--- Supplied entries ---

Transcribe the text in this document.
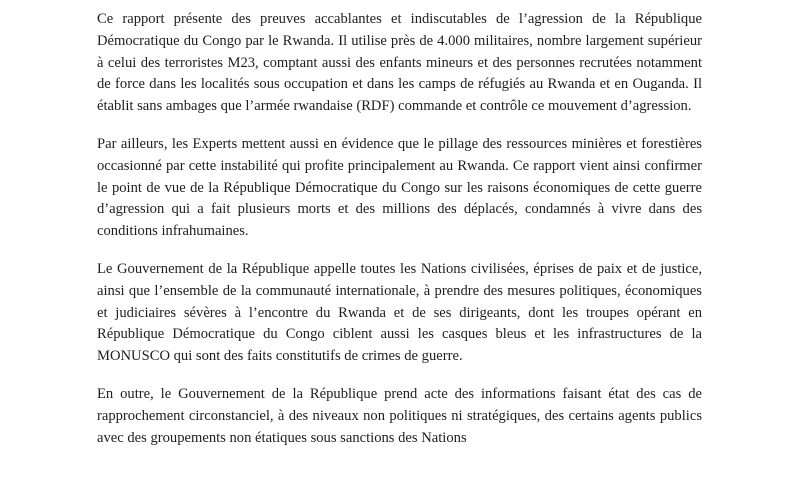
Ce rapport présente des preuves accablantes et indiscutables de l’agression de la République Démocratique du Congo par le Rwanda. Il utilise près de 4.000 militaires, nombre largement supérieur à celui des terroristes M23, comptant aussi des enfants mineurs et des personnes recrutées notamment de force dans les localités sous occupation et dans les camps de réfugiés au Rwanda et en Ouganda. Il établit sans ambages que l’armée rwandaise (RDF) commande et contrôle ce mouvement d’agression.

Par ailleurs, les Experts mettent aussi en évidence que le pillage des ressources minières et forestières occasionné par cette instabilité qui profite principalement au Rwanda. Ce rapport vient ainsi confirmer le point de vue de la République Démocratique du Congo sur les raisons économiques de cette guerre d’agression qui a fait plusieurs morts et des millions des déplacés, condamnés à vivre dans des conditions infrahumaines.

Le Gouvernement de la République appelle toutes les Nations civilisées, éprises de paix et de justice, ainsi que l’ensemble de la communauté internationale, à prendre des mesures politiques, économiques et judiciaires sévères à l’encontre du Rwanda et de ses dirigeants, dont les troupes opérant en République Démocratique du Congo ciblent aussi les casques bleus et les infrastructures de la MONUSCO qui sont des faits constitutifs de crimes de guerre.

En outre, le Gouvernement de la République prend acte des informations faisant état des cas de rapprochement circonstanciel, à des niveaux non politiques ni stratégiques, des certains agents publics avec des groupements non étatiques sous sanctions des Nations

---

● Problem to work on
Repeat the records above exactly, leaving out any pictures they contain.

● The answer
Transcribe the text in this document.
Ce rapport présente des preuves accablantes et indiscutables de l’agression de la République Démocratique du Congo par le Rwanda. Il utilise près de 4.000 militaires, nombre largement supérieur à celui des terroristes M23, comptant aussi des enfants mineurs et des personnes recrutées notamment de force dans les localités sous occupation et dans les camps de réfugiés au Rwanda et en Ouganda. Il établit sans ambages que l’armée rwandaise (RDF) commande et contrôle ce mouvement d’agression.

Par ailleurs, les Experts mettent aussi en évidence que le pillage des ressources minières et forestières occasionné par cette instabilité qui profite principalement au Rwanda. Ce rapport vient ainsi confirmer le point de vue de la République Démocratique du Congo sur les raisons économiques de cette guerre d’agression qui a fait plusieurs morts et des millions des déplacés, condamnés à vivre dans des conditions infrahumaines.

Le Gouvernement de la République appelle toutes les Nations civilisées, éprises de paix et de justice, ainsi que l’ensemble de la communauté internationale, à prendre des mesures politiques, économiques et judiciaires sévères à l’encontre du Rwanda et de ses dirigeants, dont les troupes opérant en République Démocratique du Congo ciblent aussi les casques bleus et les infrastructures de la MONUSCO qui sont des faits constitutifs de crimes de guerre.

En outre, le Gouvernement de la République prend acte des informations faisant état des cas de rapprochement circonstanciel, à des niveaux non politiques ni stratégiques, des certains agents publics avec des groupements non étatiques sous sanctions des Nations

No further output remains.